**The exercise**
Copy every record below exactly.

**Data**
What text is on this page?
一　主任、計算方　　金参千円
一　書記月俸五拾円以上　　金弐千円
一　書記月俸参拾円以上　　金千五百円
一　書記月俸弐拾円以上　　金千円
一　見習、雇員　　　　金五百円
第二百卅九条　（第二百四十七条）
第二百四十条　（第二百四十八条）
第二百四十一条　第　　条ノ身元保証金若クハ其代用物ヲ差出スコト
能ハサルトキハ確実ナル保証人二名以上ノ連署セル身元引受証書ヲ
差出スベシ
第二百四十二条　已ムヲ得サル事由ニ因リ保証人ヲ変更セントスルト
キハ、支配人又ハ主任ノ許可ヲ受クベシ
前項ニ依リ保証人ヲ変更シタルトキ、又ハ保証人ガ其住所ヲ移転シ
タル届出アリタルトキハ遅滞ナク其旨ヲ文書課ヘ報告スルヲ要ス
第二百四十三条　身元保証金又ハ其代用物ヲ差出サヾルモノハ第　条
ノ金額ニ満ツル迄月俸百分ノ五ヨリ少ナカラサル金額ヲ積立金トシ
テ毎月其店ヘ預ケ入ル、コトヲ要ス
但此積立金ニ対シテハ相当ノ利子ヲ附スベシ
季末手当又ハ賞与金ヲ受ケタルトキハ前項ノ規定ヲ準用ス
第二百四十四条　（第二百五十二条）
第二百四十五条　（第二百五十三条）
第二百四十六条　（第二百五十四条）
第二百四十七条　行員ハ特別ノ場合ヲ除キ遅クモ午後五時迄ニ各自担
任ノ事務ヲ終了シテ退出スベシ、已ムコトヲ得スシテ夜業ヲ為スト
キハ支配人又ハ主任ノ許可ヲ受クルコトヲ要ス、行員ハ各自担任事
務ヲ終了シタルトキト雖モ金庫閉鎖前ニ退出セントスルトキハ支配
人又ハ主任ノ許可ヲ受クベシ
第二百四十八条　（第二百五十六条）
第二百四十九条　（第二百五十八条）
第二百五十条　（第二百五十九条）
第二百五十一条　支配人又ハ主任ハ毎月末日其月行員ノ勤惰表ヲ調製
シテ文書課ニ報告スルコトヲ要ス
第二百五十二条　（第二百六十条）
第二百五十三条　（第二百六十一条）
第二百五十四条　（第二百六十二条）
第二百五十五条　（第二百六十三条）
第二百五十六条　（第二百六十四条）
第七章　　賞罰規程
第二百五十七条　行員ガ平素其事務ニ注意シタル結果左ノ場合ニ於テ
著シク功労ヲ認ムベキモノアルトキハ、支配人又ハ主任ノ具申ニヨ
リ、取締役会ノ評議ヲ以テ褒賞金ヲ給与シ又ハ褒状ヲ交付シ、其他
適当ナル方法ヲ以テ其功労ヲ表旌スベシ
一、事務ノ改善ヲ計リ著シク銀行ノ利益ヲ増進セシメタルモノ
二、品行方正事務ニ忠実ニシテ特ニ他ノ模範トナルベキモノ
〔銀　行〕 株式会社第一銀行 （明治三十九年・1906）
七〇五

**Reply**
What text is on this page?
一　主任、計算方　　金参千円
一　書記月俸五拾円以上　　金弐千円
一　書記月俸参拾円以上　　金千五百円
一　書記月俸弐拾円以上　　金千円
一　見習、雇員　　　　金五百円
第二百卅九条　（第二百四十七条）
第二百四十条　（第二百四十八条）
第二百四十一条　第　　条ノ身元保証金若クハ其代用物ヲ差出スコト
能ハサルトキハ確実ナル保証人二名以上ノ連署セル身元引受証書ヲ
差出スベシ
第二百四十二条　已ムヲ得サル事由ニ因リ保証人ヲ変更セントスルト
キハ、支配人又ハ主任ノ許可ヲ受クベシ
前項ニ依リ保証人ヲ変更シタルトキ、又ハ保証人ガ其住所ヲ移転シ
タル届出アリタルトキハ遅滞ナク其旨ヲ文書課ヘ報告スルヲ要ス
第二百四十三条　身元保証金又ハ其代用物ヲ差出サヾルモノハ第　条
ノ金額ニ満ツル迄月俸百分ノ五ヨリ少ナカラサル金額ヲ積立金トシ
テ毎月其店ヘ預ケ入ル、コトヲ要ス
但此積立金ニ対シテハ相当ノ利子ヲ附スベシ
季末手当又ハ賞与金ヲ受ケタルトキハ前項ノ規定ヲ準用ス
第二百四十四条　（第二百五十二条）
第二百四十五条　（第二百五十三条）
第二百四十六条　（第二百五十四条）
第二百四十七条　行員ハ特別ノ場合ヲ除キ遅クモ午後五時迄ニ各自担
任ノ事務ヲ終了シテ退出スベシ、已ムコトヲ得スシテ夜業ヲ為スト
キハ支配人又ハ主任ノ許可ヲ受クルコトヲ要ス、行員ハ各自担任事
務ヲ終了シタルトキト雖モ金庫閉鎖前ニ退出セントスルトキハ支配
人又ハ主任ノ許可ヲ受クベシ
第二百四十八条　（第二百五十六条）
第二百四十九条　（第二百五十八条）
第二百五十条　（第二百五十九条）
第二百五十一条　支配人又ハ主任ハ毎月末日其月行員ノ勤惰表ヲ調製
シテ文書課ニ報告スルコトヲ要ス
第二百五十二条　（第二百六十条）
第二百五十三条　（第二百六十一条）
第二百五十四条　（第二百六十二条）
第二百五十五条　（第二百六十三条）
第二百五十六条　（第二百六十四条）
第七章　　賞罰規程
第二百五十七条　行員ガ平素其事務ニ注意シタル結果左ノ場合ニ於テ
著シク功労ヲ認ムベキモノアルトキハ、支配人又ハ主任ノ具申ニヨ
リ、取締役会ノ評議ヲ以テ褒賞金ヲ給与シ又ハ褒状ヲ交付シ、其他
適当ナル方法ヲ以テ其功労ヲ表旌スベシ
一、事務ノ改善ヲ計リ著シク銀行ノ利益ヲ増進セシメタルモノ
二、品行方正事務ニ忠実ニシテ特ニ他ノ模範トナルベキモノ
〔銀　行〕 株式会社第一銀行 （明治三十九年・1906）
七〇五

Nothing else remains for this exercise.